(Collected data entries)
+===+
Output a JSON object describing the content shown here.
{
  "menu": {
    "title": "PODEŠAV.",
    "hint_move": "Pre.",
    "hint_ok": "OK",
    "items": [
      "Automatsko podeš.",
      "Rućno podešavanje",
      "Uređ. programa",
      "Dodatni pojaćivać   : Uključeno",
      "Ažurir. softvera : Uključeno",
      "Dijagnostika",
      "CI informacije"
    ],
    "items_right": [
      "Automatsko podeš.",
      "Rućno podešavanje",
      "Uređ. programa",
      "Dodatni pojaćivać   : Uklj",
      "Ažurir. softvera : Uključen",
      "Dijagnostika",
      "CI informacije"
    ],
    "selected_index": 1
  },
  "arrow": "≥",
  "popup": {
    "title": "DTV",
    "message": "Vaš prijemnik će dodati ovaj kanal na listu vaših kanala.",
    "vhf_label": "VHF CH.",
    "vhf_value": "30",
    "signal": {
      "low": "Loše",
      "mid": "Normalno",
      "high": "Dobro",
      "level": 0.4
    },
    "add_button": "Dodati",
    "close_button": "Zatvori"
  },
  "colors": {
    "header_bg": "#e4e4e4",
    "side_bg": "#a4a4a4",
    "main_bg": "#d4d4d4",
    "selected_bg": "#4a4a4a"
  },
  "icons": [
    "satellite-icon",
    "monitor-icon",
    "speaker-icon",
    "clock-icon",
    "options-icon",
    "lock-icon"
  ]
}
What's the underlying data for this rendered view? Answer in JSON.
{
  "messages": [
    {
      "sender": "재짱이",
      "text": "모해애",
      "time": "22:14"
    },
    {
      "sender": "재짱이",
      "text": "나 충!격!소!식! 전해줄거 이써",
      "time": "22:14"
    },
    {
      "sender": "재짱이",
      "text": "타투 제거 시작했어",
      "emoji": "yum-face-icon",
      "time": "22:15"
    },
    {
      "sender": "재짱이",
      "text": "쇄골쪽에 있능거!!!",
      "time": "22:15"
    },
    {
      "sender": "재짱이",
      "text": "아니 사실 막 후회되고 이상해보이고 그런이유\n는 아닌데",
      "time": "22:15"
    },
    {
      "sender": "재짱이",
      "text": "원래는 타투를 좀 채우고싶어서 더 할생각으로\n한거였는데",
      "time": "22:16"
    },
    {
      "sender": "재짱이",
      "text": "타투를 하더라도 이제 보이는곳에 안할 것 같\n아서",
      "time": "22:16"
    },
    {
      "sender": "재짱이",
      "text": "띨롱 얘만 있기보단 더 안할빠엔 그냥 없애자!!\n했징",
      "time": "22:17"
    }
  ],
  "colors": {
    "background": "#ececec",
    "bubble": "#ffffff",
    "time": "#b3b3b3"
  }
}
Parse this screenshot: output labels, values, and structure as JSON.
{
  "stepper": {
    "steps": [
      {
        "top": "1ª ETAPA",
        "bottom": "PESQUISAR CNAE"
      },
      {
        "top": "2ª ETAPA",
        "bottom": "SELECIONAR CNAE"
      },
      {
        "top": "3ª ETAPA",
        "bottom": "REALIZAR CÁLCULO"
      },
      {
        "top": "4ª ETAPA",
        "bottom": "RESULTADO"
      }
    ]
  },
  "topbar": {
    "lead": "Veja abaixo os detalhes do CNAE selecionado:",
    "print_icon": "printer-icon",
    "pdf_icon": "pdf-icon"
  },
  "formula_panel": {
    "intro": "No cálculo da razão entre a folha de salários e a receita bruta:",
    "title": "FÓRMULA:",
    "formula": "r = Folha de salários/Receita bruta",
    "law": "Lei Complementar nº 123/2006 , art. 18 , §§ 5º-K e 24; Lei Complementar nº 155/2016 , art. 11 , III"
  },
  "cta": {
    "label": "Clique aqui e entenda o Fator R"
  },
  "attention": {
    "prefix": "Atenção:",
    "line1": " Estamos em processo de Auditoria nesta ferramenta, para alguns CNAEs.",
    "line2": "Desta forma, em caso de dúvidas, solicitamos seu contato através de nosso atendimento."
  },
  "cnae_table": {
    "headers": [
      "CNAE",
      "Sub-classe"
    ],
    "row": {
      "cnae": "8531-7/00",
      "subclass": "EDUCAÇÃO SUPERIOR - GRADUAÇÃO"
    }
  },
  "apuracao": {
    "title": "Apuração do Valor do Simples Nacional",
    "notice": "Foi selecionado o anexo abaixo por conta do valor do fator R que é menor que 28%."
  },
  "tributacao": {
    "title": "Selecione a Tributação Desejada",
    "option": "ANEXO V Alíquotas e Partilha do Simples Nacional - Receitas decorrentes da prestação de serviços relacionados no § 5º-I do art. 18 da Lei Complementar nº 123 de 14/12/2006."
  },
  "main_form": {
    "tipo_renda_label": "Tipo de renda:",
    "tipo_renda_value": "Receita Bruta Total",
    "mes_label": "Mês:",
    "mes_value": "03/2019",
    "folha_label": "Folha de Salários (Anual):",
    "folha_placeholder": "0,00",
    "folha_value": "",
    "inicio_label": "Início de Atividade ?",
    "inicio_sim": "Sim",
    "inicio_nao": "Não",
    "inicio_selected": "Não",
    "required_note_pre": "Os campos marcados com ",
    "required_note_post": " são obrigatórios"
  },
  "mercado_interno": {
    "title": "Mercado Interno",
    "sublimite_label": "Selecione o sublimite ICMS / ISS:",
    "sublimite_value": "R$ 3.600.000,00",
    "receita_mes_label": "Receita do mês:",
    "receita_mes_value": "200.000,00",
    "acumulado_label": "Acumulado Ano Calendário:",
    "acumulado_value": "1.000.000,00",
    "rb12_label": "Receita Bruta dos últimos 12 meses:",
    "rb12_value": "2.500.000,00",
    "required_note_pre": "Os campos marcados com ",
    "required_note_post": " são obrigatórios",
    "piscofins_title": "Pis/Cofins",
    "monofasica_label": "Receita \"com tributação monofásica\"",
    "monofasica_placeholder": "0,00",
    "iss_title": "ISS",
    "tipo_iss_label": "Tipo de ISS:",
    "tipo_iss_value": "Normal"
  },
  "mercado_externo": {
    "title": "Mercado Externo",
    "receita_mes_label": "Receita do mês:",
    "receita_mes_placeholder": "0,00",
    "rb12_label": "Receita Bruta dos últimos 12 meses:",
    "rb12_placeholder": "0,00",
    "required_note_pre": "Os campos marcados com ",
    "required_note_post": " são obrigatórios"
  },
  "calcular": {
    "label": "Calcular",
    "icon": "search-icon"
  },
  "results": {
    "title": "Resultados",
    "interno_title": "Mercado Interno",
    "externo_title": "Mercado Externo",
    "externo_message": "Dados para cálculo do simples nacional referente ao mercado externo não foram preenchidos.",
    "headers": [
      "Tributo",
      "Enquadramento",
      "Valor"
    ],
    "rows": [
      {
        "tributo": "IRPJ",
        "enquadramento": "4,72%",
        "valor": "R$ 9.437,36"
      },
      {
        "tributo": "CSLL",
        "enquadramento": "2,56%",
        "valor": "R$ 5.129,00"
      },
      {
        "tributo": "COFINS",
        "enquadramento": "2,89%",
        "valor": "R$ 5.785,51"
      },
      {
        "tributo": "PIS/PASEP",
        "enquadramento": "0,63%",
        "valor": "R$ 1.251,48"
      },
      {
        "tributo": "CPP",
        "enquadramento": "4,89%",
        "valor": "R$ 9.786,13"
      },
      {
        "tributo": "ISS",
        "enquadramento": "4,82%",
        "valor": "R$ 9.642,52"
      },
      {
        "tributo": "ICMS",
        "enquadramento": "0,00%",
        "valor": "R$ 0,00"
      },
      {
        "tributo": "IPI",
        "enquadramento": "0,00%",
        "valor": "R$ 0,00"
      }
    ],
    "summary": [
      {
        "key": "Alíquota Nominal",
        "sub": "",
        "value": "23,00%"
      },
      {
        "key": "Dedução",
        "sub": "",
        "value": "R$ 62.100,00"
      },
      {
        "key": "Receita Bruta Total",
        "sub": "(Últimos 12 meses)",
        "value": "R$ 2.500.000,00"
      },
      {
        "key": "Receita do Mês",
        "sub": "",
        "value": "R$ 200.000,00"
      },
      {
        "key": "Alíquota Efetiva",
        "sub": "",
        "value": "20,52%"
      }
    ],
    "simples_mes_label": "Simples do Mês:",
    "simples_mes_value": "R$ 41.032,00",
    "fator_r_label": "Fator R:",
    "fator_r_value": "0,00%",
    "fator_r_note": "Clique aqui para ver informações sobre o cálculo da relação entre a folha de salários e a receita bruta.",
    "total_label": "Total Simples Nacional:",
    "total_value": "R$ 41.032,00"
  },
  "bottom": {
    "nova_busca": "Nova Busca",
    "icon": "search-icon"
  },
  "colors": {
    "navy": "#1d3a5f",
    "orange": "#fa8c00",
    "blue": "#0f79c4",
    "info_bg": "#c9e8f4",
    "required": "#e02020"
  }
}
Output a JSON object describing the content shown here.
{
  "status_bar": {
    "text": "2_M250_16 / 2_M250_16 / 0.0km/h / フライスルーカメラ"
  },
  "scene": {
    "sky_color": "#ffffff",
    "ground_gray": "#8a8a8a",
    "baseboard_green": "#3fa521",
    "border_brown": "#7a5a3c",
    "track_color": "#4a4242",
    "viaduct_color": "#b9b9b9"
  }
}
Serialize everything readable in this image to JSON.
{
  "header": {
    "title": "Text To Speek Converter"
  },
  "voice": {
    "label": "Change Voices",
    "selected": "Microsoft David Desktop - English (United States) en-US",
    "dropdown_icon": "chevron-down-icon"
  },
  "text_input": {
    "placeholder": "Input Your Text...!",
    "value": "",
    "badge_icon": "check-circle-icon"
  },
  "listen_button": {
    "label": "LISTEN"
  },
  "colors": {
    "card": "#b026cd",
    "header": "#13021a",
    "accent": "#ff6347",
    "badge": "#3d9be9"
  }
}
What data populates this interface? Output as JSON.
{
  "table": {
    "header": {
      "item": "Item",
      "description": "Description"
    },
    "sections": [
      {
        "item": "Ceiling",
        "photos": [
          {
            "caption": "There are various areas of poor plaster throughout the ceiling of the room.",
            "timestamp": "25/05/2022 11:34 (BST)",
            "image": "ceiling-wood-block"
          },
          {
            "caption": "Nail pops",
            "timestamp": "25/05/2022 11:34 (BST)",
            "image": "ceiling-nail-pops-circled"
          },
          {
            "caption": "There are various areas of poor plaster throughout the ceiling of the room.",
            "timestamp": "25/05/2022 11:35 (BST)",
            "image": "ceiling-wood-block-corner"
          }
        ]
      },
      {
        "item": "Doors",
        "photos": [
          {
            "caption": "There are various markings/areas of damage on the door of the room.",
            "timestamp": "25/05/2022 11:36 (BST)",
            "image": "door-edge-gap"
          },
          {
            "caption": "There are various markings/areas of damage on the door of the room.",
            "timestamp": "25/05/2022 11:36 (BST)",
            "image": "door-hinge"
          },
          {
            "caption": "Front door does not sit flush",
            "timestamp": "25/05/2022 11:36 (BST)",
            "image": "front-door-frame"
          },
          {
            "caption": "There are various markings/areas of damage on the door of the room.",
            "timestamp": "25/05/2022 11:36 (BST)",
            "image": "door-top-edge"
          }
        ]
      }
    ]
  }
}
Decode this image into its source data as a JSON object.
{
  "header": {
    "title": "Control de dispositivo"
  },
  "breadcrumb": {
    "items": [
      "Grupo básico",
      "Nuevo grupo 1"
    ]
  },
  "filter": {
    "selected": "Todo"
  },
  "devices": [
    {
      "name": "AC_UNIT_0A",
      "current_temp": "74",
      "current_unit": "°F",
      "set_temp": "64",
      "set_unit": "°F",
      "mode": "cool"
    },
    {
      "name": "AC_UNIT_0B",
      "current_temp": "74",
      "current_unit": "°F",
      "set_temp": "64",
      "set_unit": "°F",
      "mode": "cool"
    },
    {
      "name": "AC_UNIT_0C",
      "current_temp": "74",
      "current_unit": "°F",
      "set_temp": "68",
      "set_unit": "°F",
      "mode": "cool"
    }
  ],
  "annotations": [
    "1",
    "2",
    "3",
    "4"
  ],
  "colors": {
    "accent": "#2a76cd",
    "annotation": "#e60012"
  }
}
+===+
WORK INSTRUCTIONS: Gather all lines with the string "name" from the data.

RESULT OF THE EXERCISE:
      "name": "AC_UNIT_0A",
      "name": "AC_UNIT_0B",
      "name": "AC_UNIT_0C",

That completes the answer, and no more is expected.